> _The exercise_: Repeat the material below exactly, line for line.

> _Supplied data_:
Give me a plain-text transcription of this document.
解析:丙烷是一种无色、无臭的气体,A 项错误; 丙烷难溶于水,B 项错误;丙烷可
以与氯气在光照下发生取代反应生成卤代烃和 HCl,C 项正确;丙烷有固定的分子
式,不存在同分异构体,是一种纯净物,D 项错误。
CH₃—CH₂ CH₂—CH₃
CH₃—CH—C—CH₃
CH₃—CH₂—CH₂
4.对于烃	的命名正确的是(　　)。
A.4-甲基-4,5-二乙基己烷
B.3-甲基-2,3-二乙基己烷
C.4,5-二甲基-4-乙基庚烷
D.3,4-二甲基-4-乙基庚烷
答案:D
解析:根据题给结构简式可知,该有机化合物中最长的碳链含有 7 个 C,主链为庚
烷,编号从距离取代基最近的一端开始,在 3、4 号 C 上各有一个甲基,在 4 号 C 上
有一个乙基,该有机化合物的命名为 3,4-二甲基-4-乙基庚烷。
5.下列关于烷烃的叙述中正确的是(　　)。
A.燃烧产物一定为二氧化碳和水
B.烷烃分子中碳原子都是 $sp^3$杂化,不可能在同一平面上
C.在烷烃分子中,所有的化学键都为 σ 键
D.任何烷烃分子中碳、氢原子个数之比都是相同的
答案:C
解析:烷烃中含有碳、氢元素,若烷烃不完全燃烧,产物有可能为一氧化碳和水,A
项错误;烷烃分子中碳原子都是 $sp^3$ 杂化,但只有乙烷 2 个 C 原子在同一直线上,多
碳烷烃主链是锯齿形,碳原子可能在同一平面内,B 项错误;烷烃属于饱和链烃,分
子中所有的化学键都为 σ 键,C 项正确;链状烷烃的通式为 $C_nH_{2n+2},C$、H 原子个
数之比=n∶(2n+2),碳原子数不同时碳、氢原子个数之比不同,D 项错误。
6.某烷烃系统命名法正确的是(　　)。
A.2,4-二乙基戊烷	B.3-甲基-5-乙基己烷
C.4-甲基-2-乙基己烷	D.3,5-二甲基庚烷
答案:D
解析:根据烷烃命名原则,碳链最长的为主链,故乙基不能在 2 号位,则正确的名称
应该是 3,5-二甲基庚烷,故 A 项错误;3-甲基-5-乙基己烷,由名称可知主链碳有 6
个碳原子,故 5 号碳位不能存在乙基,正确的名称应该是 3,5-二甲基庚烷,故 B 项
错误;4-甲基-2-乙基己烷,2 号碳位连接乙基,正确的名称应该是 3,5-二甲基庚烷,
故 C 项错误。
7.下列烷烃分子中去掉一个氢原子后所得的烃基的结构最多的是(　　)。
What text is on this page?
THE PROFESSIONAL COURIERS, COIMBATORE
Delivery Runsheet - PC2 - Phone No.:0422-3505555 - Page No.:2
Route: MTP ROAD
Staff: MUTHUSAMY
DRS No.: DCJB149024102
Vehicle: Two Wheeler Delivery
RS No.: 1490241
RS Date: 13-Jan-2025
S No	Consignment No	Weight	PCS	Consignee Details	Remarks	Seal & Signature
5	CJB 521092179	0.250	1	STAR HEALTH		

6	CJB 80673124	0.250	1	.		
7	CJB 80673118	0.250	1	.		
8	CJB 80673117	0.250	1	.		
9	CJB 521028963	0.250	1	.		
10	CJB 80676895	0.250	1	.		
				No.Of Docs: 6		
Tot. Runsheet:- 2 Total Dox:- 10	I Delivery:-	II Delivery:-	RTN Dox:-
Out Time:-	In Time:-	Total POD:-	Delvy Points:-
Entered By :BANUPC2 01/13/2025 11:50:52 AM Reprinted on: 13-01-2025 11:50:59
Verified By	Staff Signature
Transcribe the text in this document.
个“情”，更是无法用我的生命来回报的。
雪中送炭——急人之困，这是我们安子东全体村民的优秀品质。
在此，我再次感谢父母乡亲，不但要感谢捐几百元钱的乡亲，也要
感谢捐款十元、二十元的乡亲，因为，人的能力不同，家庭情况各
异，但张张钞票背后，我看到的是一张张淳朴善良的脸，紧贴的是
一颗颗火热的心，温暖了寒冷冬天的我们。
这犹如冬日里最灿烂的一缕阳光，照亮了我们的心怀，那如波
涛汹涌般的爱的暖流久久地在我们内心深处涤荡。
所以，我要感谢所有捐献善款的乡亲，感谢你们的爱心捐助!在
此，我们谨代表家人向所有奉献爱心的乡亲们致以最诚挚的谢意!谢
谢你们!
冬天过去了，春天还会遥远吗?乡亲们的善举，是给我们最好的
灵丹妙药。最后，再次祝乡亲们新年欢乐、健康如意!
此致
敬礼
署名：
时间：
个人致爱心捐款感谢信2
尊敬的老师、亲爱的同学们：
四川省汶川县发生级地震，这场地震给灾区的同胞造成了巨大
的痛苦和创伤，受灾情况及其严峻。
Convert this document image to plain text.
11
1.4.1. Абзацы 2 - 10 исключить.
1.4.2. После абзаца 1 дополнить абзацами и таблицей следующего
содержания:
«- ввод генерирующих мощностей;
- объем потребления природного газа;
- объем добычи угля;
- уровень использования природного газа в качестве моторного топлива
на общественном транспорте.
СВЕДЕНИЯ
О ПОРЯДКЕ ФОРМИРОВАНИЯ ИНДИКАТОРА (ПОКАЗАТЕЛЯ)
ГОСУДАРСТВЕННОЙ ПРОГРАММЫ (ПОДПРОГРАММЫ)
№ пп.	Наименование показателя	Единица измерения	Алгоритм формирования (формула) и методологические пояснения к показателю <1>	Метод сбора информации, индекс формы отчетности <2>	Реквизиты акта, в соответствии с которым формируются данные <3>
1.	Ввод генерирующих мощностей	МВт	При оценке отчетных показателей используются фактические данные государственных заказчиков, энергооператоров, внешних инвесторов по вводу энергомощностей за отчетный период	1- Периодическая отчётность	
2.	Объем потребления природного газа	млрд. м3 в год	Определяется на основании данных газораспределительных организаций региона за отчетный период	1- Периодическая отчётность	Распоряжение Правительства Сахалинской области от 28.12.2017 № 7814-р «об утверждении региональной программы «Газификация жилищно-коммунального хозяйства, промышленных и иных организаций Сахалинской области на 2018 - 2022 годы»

> _Response to this task_:
Give me a plain-text transcription of this document.
解析:丙烷是一种无色、无臭的气体,A 项错误; 丙烷难溶于水,B 项错误;丙烷可
以与氯气在光照下发生取代反应生成卤代烃和 HCl,C 项正确;丙烷有固定的分子
式,不存在同分异构体,是一种纯净物,D 项错误。
CH₃—CH₂ CH₂—CH₃
CH₃—CH—C—CH₃
CH₃—CH₂—CH₂
4.对于烃	的命名正确的是(　　)。
A.4-甲基-4,5-二乙基己烷
B.3-甲基-2,3-二乙基己烷
C.4,5-二甲基-4-乙基庚烷
D.3,4-二甲基-4-乙基庚烷
答案:D
解析:根据题给结构简式可知,该有机化合物中最长的碳链含有 7 个 C,主链为庚
烷,编号从距离取代基最近的一端开始,在 3、4 号 C 上各有一个甲基,在 4 号 C 上
有一个乙基,该有机化合物的命名为 3,4-二甲基-4-乙基庚烷。
5.下列关于烷烃的叙述中正确的是(　　)。
A.燃烧产物一定为二氧化碳和水
B.烷烃分子中碳原子都是 $sp^3$杂化,不可能在同一平面上
C.在烷烃分子中,所有的化学键都为 σ 键
D.任何烷烃分子中碳、氢原子个数之比都是相同的
答案:C
解析:烷烃中含有碳、氢元素,若烷烃不完全燃烧,产物有可能为一氧化碳和水,A
项错误;烷烃分子中碳原子都是 $sp^3$ 杂化,但只有乙烷 2 个 C 原子在同一直线上,多
碳烷烃主链是锯齿形,碳原子可能在同一平面内,B 项错误;烷烃属于饱和链烃,分
子中所有的化学键都为 σ 键,C 项正确;链状烷烃的通式为 $C_nH_{2n+2},C$、H 原子个
数之比=n∶(2n+2),碳原子数不同时碳、氢原子个数之比不同,D 项错误。
6.某烷烃系统命名法正确的是(　　)。
A.2,4-二乙基戊烷	B.3-甲基-5-乙基己烷
C.4-甲基-2-乙基己烷	D.3,5-二甲基庚烷
答案:D
解析:根据烷烃命名原则,碳链最长的为主链,故乙基不能在 2 号位,则正确的名称
应该是 3,5-二甲基庚烷,故 A 项错误;3-甲基-5-乙基己烷,由名称可知主链碳有 6
个碳原子,故 5 号碳位不能存在乙基,正确的名称应该是 3,5-二甲基庚烷,故 B 项
错误;4-甲基-2-乙基己烷,2 号碳位连接乙基,正确的名称应该是 3,5-二甲基庚烷,
故 C 项错误。
7.下列烷烃分子中去掉一个氢原子后所得的烃基的结构最多的是(　　)。
What text is on this page?
THE PROFESSIONAL COURIERS, COIMBATORE
Delivery Runsheet - PC2 - Phone No.:0422-3505555 - Page No.:2
Route: MTP ROAD
Staff: MUTHUSAMY
DRS No.: DCJB149024102
Vehicle: Two Wheeler Delivery
RS No.: 1490241
RS Date: 13-Jan-2025
S No	Consignment No	Weight	PCS	Consignee Details	Remarks	Seal & Signature
5	CJB 521092179	0.250	1	STAR HEALTH		

6	CJB 80673124	0.250	1	.		
7	CJB 80673118	0.250	1	.		
8	CJB 80673117	0.250	1	.		
9	CJB 521028963	0.250	1	.		
10	CJB 80676895	0.250	1	.		
				No.Of Docs: 6		
Tot. Runsheet:- 2 Total Dox:- 10	I Delivery:-	II Delivery:-	RTN Dox:-
Out Time:-	In Time:-	Total POD:-	Delvy Points:-
Entered By :BANUPC2 01/13/2025 11:50:52 AM Reprinted on: 13-01-2025 11:50:59
Verified By	Staff Signature
Transcribe the text in this document.
个“情”，更是无法用我的生命来回报的。
雪中送炭——急人之困，这是我们安子东全体村民的优秀品质。
在此，我再次感谢父母乡亲，不但要感谢捐几百元钱的乡亲，也要
感谢捐款十元、二十元的乡亲，因为，人的能力不同，家庭情况各
异，但张张钞票背后，我看到的是一张张淳朴善良的脸，紧贴的是
一颗颗火热的心，温暖了寒冷冬天的我们。
这犹如冬日里最灿烂的一缕阳光，照亮了我们的心怀，那如波
涛汹涌般的爱的暖流久久地在我们内心深处涤荡。
所以，我要感谢所有捐献善款的乡亲，感谢你们的爱心捐助!在
此，我们谨代表家人向所有奉献爱心的乡亲们致以最诚挚的谢意!谢
谢你们!
冬天过去了，春天还会遥远吗?乡亲们的善举，是给我们最好的
灵丹妙药。最后，再次祝乡亲们新年欢乐、健康如意!
此致
敬礼
署名：
时间：
个人致爱心捐款感谢信2
尊敬的老师、亲爱的同学们：
四川省汶川县发生级地震，这场地震给灾区的同胞造成了巨大
的痛苦和创伤，受灾情况及其严峻。
Convert this document image to plain text.
11
1.4.1. Абзацы 2 - 10 исключить.
1.4.2. После абзаца 1 дополнить абзацами и таблицей следующего
содержания:
«- ввод генерирующих мощностей;
- объем потребления природного газа;
- объем добычи угля;
- уровень использования природного газа в качестве моторного топлива
на общественном транспорте.
СВЕДЕНИЯ
О ПОРЯДКЕ ФОРМИРОВАНИЯ ИНДИКАТОРА (ПОКАЗАТЕЛЯ)
ГОСУДАРСТВЕННОЙ ПРОГРАММЫ (ПОДПРОГРАММЫ)
№ пп.	Наименование показателя	Единица измерения	Алгоритм формирования (формула) и методологические пояснения к показателю <1>	Метод сбора информации, индекс формы отчетности <2>	Реквизиты акта, в соответствии с которым формируются данные <3>
1.	Ввод генерирующих мощностей	МВт	При оценке отчетных показателей используются фактические данные государственных заказчиков, энергооператоров, внешних инвесторов по вводу энергомощностей за отчетный период	1- Периодическая отчётность	
2.	Объем потребления природного газа	млрд. м3 в год	Определяется на основании данных газораспределительных организаций региона за отчетный период	1- Периодическая отчётность	Распоряжение Правительства Сахалинской области от 28.12.2017 № 7814-р «об утверждении региональной программы «Газификация жилищно-коммунального хозяйства, промышленных и иных организаций Сахалинской области на 2018 - 2022 годы»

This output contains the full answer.